[THE PROBLEM] Present the data once more in exactly its original form.

----- RECORD EXCERPTS -----

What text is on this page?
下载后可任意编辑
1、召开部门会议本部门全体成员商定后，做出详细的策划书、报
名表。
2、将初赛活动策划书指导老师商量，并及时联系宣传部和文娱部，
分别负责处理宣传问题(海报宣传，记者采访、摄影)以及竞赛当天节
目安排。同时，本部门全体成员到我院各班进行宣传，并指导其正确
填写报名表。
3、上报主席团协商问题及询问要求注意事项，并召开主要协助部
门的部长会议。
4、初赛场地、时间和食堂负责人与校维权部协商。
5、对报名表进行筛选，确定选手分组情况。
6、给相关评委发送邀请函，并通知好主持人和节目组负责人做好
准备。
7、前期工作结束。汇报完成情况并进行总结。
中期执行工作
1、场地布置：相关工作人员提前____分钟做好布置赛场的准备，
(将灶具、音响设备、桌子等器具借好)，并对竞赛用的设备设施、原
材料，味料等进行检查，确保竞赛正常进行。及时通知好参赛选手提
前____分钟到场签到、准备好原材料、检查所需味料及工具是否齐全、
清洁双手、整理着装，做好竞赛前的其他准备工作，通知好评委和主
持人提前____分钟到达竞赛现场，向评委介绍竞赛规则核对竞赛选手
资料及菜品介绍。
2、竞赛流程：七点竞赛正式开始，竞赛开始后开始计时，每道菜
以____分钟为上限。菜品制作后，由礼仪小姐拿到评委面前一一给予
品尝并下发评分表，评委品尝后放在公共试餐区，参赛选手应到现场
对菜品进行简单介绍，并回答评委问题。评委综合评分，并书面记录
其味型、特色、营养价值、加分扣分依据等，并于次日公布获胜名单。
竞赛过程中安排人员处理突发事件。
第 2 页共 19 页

-----

[SOLUTION FOR THIS EXERCISE]
What text is on this page?
下载后可任意编辑
1、召开部门会议本部门全体成员商定后，做出详细的策划书、报
名表。
2、将初赛活动策划书指导老师商量，并及时联系宣传部和文娱部，
分别负责处理宣传问题(海报宣传，记者采访、摄影)以及竞赛当天节
目安排。同时，本部门全体成员到我院各班进行宣传，并指导其正确
填写报名表。
3、上报主席团协商问题及询问要求注意事项，并召开主要协助部
门的部长会议。
4、初赛场地、时间和食堂负责人与校维权部协商。
5、对报名表进行筛选，确定选手分组情况。
6、给相关评委发送邀请函，并通知好主持人和节目组负责人做好
准备。
7、前期工作结束。汇报完成情况并进行总结。
中期执行工作
1、场地布置：相关工作人员提前____分钟做好布置赛场的准备，
(将灶具、音响设备、桌子等器具借好)，并对竞赛用的设备设施、原
材料，味料等进行检查，确保竞赛正常进行。及时通知好参赛选手提
前____分钟到场签到、准备好原材料、检查所需味料及工具是否齐全、
清洁双手、整理着装，做好竞赛前的其他准备工作，通知好评委和主
持人提前____分钟到达竞赛现场，向评委介绍竞赛规则核对竞赛选手
资料及菜品介绍。
2、竞赛流程：七点竞赛正式开始，竞赛开始后开始计时，每道菜
以____分钟为上限。菜品制作后，由礼仪小姐拿到评委面前一一给予
品尝并下发评分表，评委品尝后放在公共试餐区，参赛选手应到现场
对菜品进行简单介绍，并回答评委问题。评委综合评分，并书面记录
其味型、特色、营养价值、加分扣分依据等，并于次日公布获胜名单。
竞赛过程中安排人员处理突发事件。
第 2 页共 19 页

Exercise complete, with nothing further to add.